Extracted records

====================

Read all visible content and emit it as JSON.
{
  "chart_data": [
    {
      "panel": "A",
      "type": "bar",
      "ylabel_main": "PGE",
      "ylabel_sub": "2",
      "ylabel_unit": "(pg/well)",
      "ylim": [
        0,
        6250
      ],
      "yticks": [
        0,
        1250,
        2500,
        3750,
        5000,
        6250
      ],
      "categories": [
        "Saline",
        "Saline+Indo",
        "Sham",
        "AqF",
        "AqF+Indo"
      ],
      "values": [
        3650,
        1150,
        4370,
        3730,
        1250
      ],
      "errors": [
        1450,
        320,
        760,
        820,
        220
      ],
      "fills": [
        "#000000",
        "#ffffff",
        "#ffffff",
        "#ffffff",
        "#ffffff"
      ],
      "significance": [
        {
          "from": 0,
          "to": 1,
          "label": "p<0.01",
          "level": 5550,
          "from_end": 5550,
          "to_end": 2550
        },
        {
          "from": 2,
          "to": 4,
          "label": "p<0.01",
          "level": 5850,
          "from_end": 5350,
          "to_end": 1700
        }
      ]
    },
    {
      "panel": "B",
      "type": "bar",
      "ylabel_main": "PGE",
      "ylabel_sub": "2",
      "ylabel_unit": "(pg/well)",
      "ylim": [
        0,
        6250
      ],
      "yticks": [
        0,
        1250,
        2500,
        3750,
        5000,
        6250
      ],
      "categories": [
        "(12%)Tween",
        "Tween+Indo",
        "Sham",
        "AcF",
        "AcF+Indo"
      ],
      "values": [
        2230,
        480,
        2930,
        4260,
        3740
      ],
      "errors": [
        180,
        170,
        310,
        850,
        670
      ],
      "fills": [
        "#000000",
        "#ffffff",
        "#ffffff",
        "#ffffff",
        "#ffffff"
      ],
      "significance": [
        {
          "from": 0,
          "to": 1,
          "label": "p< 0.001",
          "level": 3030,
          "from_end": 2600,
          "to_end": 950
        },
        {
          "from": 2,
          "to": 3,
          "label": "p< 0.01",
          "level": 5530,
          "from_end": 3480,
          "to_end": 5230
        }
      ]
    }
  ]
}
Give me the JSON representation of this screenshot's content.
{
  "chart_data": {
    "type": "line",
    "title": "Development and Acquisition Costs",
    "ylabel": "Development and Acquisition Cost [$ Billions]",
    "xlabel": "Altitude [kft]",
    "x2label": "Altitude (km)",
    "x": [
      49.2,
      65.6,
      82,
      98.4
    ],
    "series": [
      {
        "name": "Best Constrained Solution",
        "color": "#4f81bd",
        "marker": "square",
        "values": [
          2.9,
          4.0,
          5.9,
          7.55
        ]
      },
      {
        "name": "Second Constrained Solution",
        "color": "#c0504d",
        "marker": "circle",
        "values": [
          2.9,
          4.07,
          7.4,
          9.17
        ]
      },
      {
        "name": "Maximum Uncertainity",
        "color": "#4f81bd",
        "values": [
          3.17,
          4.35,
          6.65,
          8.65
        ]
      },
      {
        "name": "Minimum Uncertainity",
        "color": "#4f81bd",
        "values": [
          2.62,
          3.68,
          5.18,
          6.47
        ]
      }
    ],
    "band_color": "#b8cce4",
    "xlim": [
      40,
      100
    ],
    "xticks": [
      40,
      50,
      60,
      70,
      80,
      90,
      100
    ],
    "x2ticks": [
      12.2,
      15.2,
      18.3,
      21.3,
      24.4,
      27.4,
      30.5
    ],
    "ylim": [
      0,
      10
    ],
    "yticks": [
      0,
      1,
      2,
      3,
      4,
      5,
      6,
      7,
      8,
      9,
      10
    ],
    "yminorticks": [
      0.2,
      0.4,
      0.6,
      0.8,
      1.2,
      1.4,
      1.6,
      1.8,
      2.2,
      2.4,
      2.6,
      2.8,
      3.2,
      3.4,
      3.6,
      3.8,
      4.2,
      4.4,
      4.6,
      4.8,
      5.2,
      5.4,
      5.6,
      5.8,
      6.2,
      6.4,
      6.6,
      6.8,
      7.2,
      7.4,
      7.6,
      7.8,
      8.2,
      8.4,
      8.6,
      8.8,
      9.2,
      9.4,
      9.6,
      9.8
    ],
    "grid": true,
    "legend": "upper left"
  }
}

====================

* What to do
Filter out all lines lacking the word "Development" and copy the rest.

* Answer to the problem
    "title": "Development and Acquisition Costs",
    "ylabel": "Development and Acquisition Cost [$ Billions]",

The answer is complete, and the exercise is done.